→ The exercise:
Copy out the whole forum post about building PyTorch against AMD BLIS and LibFLAME, word for word and line for line.

→ Text shown:
______

Help Needed: How to Integrate AMD BLIS & AMD LibFLAME into PyTorch CPU Backend?

Hello,

I have built libtorch (torch_no_python) using a specific CMake configuration and installed it locally. After successfully completing the build with BUILD_LIBTORCH_WHL=1 python setup.py bdist_wheel, I installed the resulting wheel file into a Python 3.11.11 virtual environment. After installation, I copied the lib, include, bin, and share directories from libtorch into the virtual environment’s Python directory located at /home/s/bt/lib/python3.11/site-packages/torch/.
cmake -B build -S . -G Ninja
-DCMAKE_BUILD_TYPE=Debug
-DBUILD_TEST=OFF
-DBUILD_EXECUTORCH=OFF
-DBUILD_FUNCTORCH=ON
-DUSE_MPI=OFF
-DBUILD_ONEDNN_GRAPH=OFF
-DINTERN_BUILD_MOBILE=OFF
-DCAFFE2_USE_EIGEN_FOR_BLAS=OFF
-DUSE_EIGEN_FOR_BLAS=OFF
-DCAFFE2_USE_MKL=OFF
-DCAFFE2_PERF_WITH_AVX2=ON
-DINTERN_BUILD_ATEN_OPS=ON
-DBLAS=BLIS
-DBLAS_blis_LIBRARY=“/home/s/.local/amd-blis/lib/libblis-mt.so”
-DBLIS_INCLUDE_DIR=“/home/s/.local/amd-blis/include;/home/s/.local/amd-libflame/include”

______

→ Excerpted records:
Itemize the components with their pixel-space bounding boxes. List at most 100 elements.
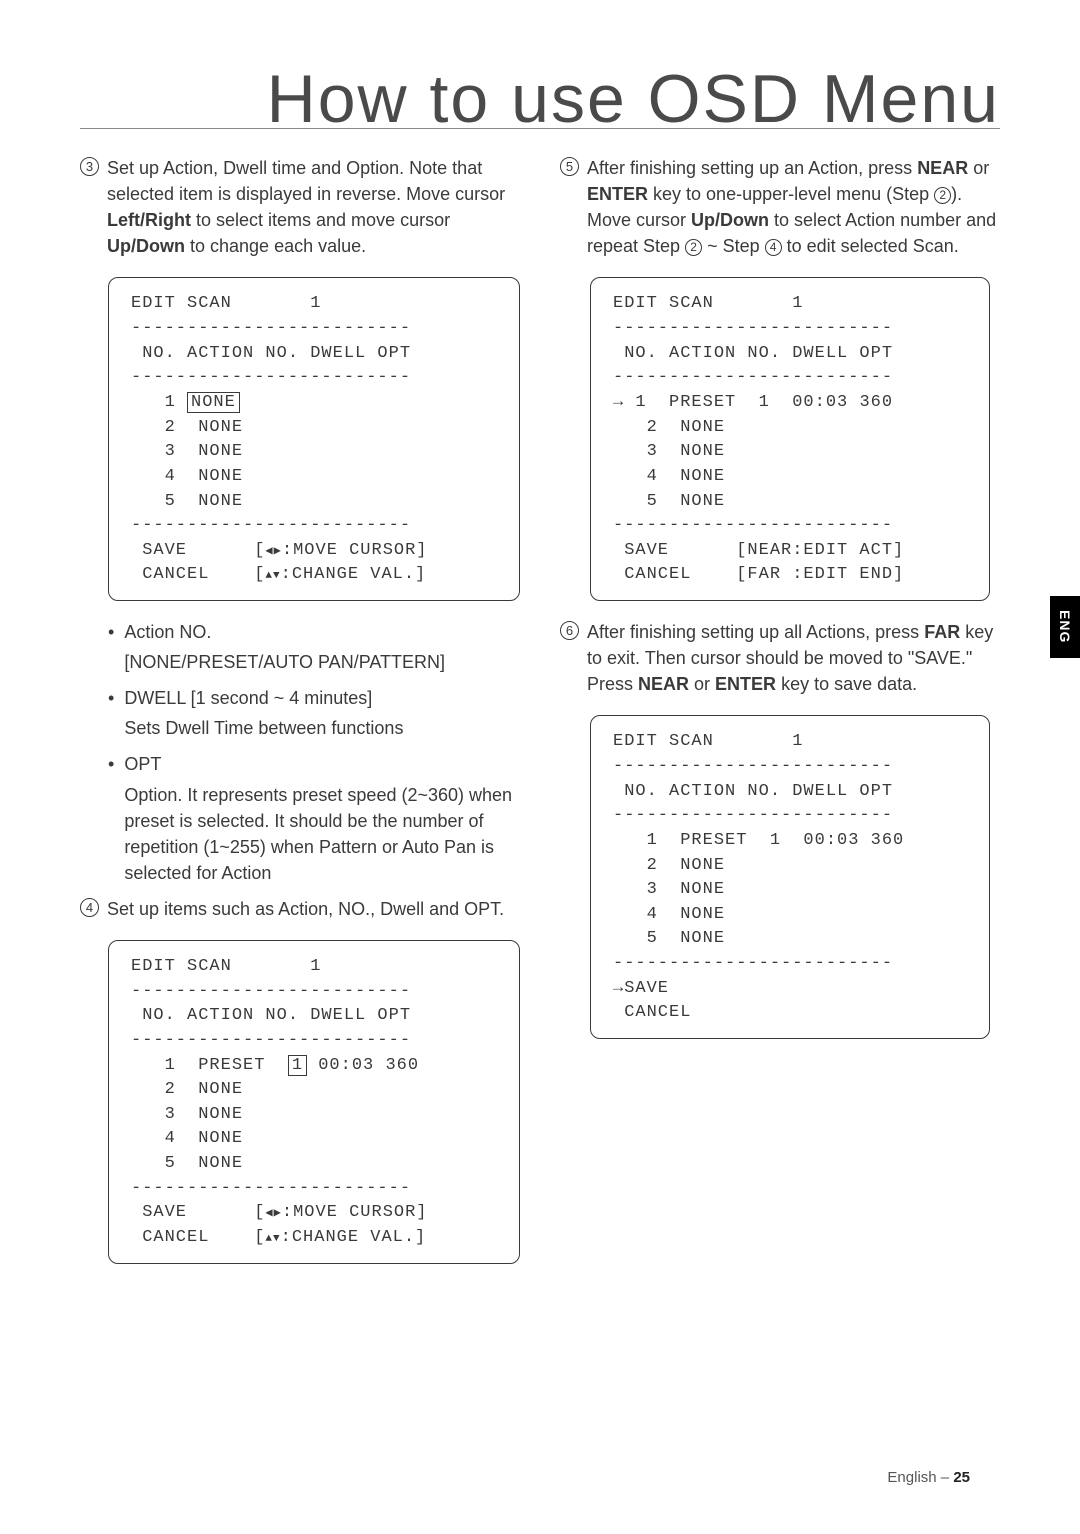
step5-b: or <box>968 158 989 178</box>
step-3-number: 3 <box>80 157 99 176</box>
step5-near: NEAR <box>917 158 968 178</box>
osd1-save-a: SAVE [ <box>131 541 265 560</box>
step5-f: to edit selected Scan. <box>782 236 959 256</box>
content-area: 3 Set up Action, Dwell time and Option. … <box>80 155 1000 1282</box>
bullet-1-sub: [NONE/PRESET/AUTO PAN/PATTERN] <box>124 649 520 675</box>
step-6: 6 After finishing setting up all Actions… <box>560 619 1000 697</box>
step-3-text-b: to select items and move cursor <box>191 210 450 230</box>
step-6-number: 6 <box>560 621 579 640</box>
triangle-up-icon <box>265 1228 273 1247</box>
footer-sep: – <box>941 1469 949 1486</box>
bullet-1-head: Action NO. <box>124 619 520 645</box>
osd4-row1: 1 PRESET 1 00:03 360 <box>613 831 904 850</box>
step5-c: key to one-upper-level menu (Step <box>648 184 934 204</box>
step-5-number: 5 <box>560 157 579 176</box>
osd4-row5: 5 NONE <box>613 929 725 948</box>
footer-lang: English <box>887 1469 936 1486</box>
bullet-action-no: • Action NO. [NONE/PRESET/AUTO PAN/PATTE… <box>108 619 520 675</box>
osd2-cancel-b: :CHANGE VAL.] <box>281 1228 427 1247</box>
osd2-row1-box: 1 <box>288 1055 307 1076</box>
osd3-dash2: ------------------------- <box>613 368 893 387</box>
osd4-row4: 4 NONE <box>613 905 725 924</box>
osd-panel-4: EDIT SCAN 1 ------------------------- NO… <box>590 715 990 1039</box>
osd2-cancel-a: CANCEL [ <box>131 1228 265 1247</box>
osd2-dash2: ------------------------- <box>131 1031 411 1050</box>
step6-d: key to save data. <box>776 674 917 694</box>
bullet-dot-icon: • <box>108 619 114 675</box>
right-column: 5 After finishing setting up an Action, … <box>560 155 1000 1282</box>
triangle-up-icon <box>265 565 273 584</box>
osd1-row2: 2 NONE <box>131 418 243 437</box>
osd3-row5: 5 NONE <box>613 492 725 511</box>
osd3-row2: 2 NONE <box>613 418 725 437</box>
step-ref-2b: 2 <box>685 239 702 256</box>
step-3-text-a: Set up Action, Dwell time and Option. No… <box>107 158 505 204</box>
osd2-title: EDIT SCAN 1 <box>131 957 321 976</box>
step-3-updown: Up/Down <box>107 236 185 256</box>
step6-near: NEAR <box>638 674 689 694</box>
bullet-dot-icon: • <box>108 685 114 741</box>
step-ref-2: 2 <box>934 187 951 204</box>
osd1-row5: 5 NONE <box>131 492 243 511</box>
step5-updown: Up/Down <box>691 210 769 230</box>
footer-page-number: 25 <box>953 1469 970 1486</box>
bullet-dot-icon: • <box>108 751 114 885</box>
osd4-header: NO. ACTION NO. DWELL OPT <box>613 782 893 801</box>
step-3-body: Set up Action, Dwell time and Option. No… <box>107 155 520 259</box>
osd1-row1-box: NONE <box>187 392 240 413</box>
osd2-row4: 4 NONE <box>131 1129 243 1148</box>
osd4-row3: 3 NONE <box>613 880 725 899</box>
step-4-number: 4 <box>80 898 99 917</box>
osd2-row1b: 00:03 360 <box>307 1056 419 1075</box>
bullet-3-sub: Option. It represents preset speed (2~36… <box>124 782 520 886</box>
left-column: 3 Set up Action, Dwell time and Option. … <box>80 155 520 1282</box>
step-5: 5 After finishing setting up an Action, … <box>560 155 1000 259</box>
step-4: 4 Set up items such as Action, NO., Dwel… <box>80 896 520 922</box>
osd2-row5: 5 NONE <box>131 1154 243 1173</box>
triangle-left-icon <box>265 1203 273 1222</box>
page-title: How to use OSD Menu <box>267 60 1000 138</box>
osd2-save-a: SAVE [ <box>131 1203 265 1222</box>
osd4-dash1: ------------------------- <box>613 757 893 776</box>
osd4-row2: 2 NONE <box>613 856 725 875</box>
step-5-body: After finishing setting up an Action, pr… <box>587 155 1000 259</box>
osd-panel-2: EDIT SCAN 1 ------------------------- NO… <box>108 940 520 1264</box>
step-ref-4: 4 <box>765 239 782 256</box>
step6-a: After finishing setting up all Actions, … <box>587 622 924 642</box>
osd1-header: NO. ACTION NO. DWELL OPT <box>131 344 411 363</box>
bullet-3-head: OPT <box>124 751 520 777</box>
triangle-down-icon <box>273 1228 281 1247</box>
osd3-dash3: ------------------------- <box>613 516 893 535</box>
step-3-bullets: • Action NO. [NONE/PRESET/AUTO PAN/PATTE… <box>108 619 520 886</box>
osd3-header: NO. ACTION NO. DWELL OPT <box>613 344 893 363</box>
bullet-dwell: • DWELL [1 second ~ 4 minutes] Sets Dwel… <box>108 685 520 741</box>
osd1-save-b: :MOVE CURSOR] <box>282 541 428 560</box>
osd2-row2: 2 NONE <box>131 1080 243 1099</box>
osd1-title: EDIT SCAN 1 <box>131 294 321 313</box>
osd4-dash3: ------------------------- <box>613 954 893 973</box>
arrow-right-icon <box>613 979 624 998</box>
step-3-text-c: to change each value. <box>185 236 366 256</box>
osd2-dash1: ------------------------- <box>131 982 411 1001</box>
osd4-save: SAVE <box>624 979 669 998</box>
bullet-opt: • OPT Option. It represents preset speed… <box>108 751 520 885</box>
osd3-title: EDIT SCAN 1 <box>613 294 803 313</box>
osd2-header: NO. ACTION NO. DWELL OPT <box>131 1006 411 1025</box>
triangle-left-icon <box>265 541 273 560</box>
step6-enter: ENTER <box>715 674 776 694</box>
triangle-right-icon <box>274 1203 282 1222</box>
osd1-cancel-b: :CHANGE VAL.] <box>281 565 427 584</box>
title-rule <box>80 128 1000 129</box>
step5-a: After finishing setting up an Action, pr… <box>587 158 917 178</box>
osd2-dash3: ------------------------- <box>131 1179 411 1198</box>
step6-c: or <box>689 674 715 694</box>
triangle-down-icon <box>273 565 281 584</box>
bullet-2-head: DWELL [1 second ~ 4 minutes] <box>124 685 520 711</box>
osd3-row3: 3 NONE <box>613 442 725 461</box>
osd1-dash3: ------------------------- <box>131 516 411 535</box>
osd1-row3: 3 NONE <box>131 442 243 461</box>
step5-enter: ENTER <box>587 184 648 204</box>
osd2-row3: 3 NONE <box>131 1105 243 1124</box>
page-footer: English – 25 <box>887 1469 970 1486</box>
bullet-2-sub: Sets Dwell Time between functions <box>124 715 520 741</box>
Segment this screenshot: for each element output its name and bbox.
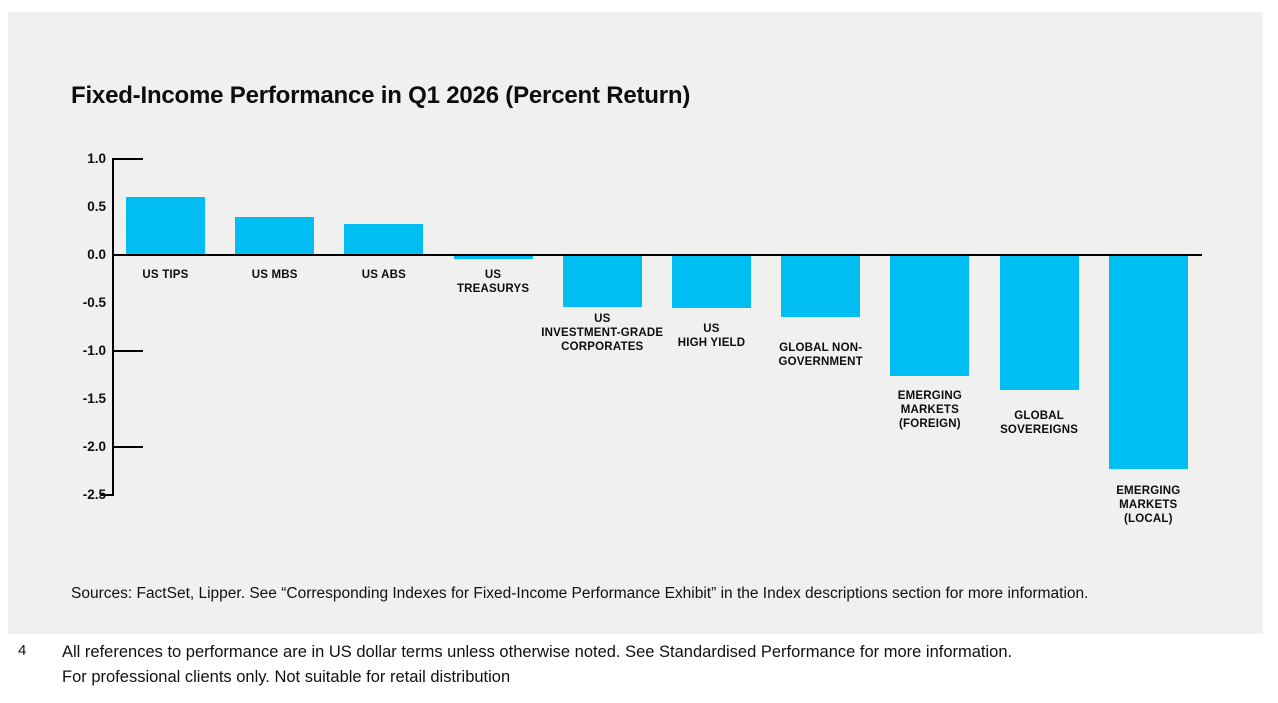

______

→ Final answer:
Help Needed: How to Integrate AMD BLIS & AMD LibFLAME into PyTorch CPU Backend?

Hello,

I have built libtorch (torch_no_python) using a specific CMake configuration and installed it locally. After successfully completing the build with BUILD_LIBTORCH_WHL=1 python setup.py bdist_wheel, I installed the resulting wheel file into a Python 3.11.11 virtual environment. After installation, I copied the lib, include, bin, and share directories from libtorch into the virtual environment’s Python directory located at /home/s/bt/lib/python3.11/site-packages/torch/.
cmake -B build -S . -G Ninja
-DCMAKE_BUILD_TYPE=Debug
-DBUILD_TEST=OFF
-DBUILD_EXECUTORCH=OFF
-DBUILD_FUNCTORCH=ON
-DUSE_MPI=OFF
-DBUILD_ONEDNN_GRAPH=OFF
-DINTERN_BUILD_MOBILE=OFF
-DCAFFE2_USE_EIGEN_FOR_BLAS=OFF
-DUSE_EIGEN_FOR_BLAS=OFF
-DCAFFE2_USE_MKL=OFF
-DCAFFE2_PERF_WITH_AVX2=ON
-DINTERN_BUILD_ATEN_OPS=ON
-DBLAS=BLIS
-DBLAS_blis_LIBRARY=“/home/s/.local/amd-blis/lib/libblis-mt.so”
-DBLIS_INCLUDE_DIR=“/home/s/.local/amd-blis/include;/home/s/.local/amd-libflame/include”